MATERIAL

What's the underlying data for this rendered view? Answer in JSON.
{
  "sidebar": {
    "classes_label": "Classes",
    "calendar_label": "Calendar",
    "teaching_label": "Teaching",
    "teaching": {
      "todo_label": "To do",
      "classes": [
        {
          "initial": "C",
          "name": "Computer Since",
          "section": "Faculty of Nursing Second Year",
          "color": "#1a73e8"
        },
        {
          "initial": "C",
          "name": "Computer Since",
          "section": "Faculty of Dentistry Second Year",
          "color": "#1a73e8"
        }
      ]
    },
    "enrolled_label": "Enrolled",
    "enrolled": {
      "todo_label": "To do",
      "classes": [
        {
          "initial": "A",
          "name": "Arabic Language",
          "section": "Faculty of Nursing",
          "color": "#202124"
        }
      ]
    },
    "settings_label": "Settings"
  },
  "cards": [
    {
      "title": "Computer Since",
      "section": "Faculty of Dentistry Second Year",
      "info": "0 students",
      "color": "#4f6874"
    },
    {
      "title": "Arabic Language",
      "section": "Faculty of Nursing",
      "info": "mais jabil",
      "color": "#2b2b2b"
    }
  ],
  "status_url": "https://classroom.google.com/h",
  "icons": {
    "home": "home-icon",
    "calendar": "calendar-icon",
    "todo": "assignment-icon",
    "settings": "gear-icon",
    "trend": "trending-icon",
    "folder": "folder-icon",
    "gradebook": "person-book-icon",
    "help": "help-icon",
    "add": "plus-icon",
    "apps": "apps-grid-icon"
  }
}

EXERCISE
Print the listing above in full, exactly as it is.

EXERCISE SOLUTION
What's the underlying data for this rendered view? Answer in JSON.
{
  "sidebar": {
    "classes_label": "Classes",
    "calendar_label": "Calendar",
    "teaching_label": "Teaching",
    "teaching": {
      "todo_label": "To do",
      "classes": [
        {
          "initial": "C",
          "name": "Computer Since",
          "section": "Faculty of Nursing Second Year",
          "color": "#1a73e8"
        },
        {
          "initial": "C",
          "name": "Computer Since",
          "section": "Faculty of Dentistry Second Year",
          "color": "#1a73e8"
        }
      ]
    },
    "enrolled_label": "Enrolled",
    "enrolled": {
      "todo_label": "To do",
      "classes": [
        {
          "initial": "A",
          "name": "Arabic Language",
          "section": "Faculty of Nursing",
          "color": "#202124"
        }
      ]
    },
    "settings_label": "Settings"
  },
  "cards": [
    {
      "title": "Computer Since",
      "section": "Faculty of Dentistry Second Year",
      "info": "0 students",
      "color": "#4f6874"
    },
    {
      "title": "Arabic Language",
      "section": "Faculty of Nursing",
      "info": "mais jabil",
      "color": "#2b2b2b"
    }
  ],
  "status_url": "https://classroom.google.com/h",
  "icons": {
    "home": "home-icon",
    "calendar": "calendar-icon",
    "todo": "assignment-icon",
    "settings": "gear-icon",
    "trend": "trending-icon",
    "folder": "folder-icon",
    "gradebook": "person-book-icon",
    "help": "help-icon",
    "add": "plus-icon",
    "apps": "apps-grid-icon"
  }
}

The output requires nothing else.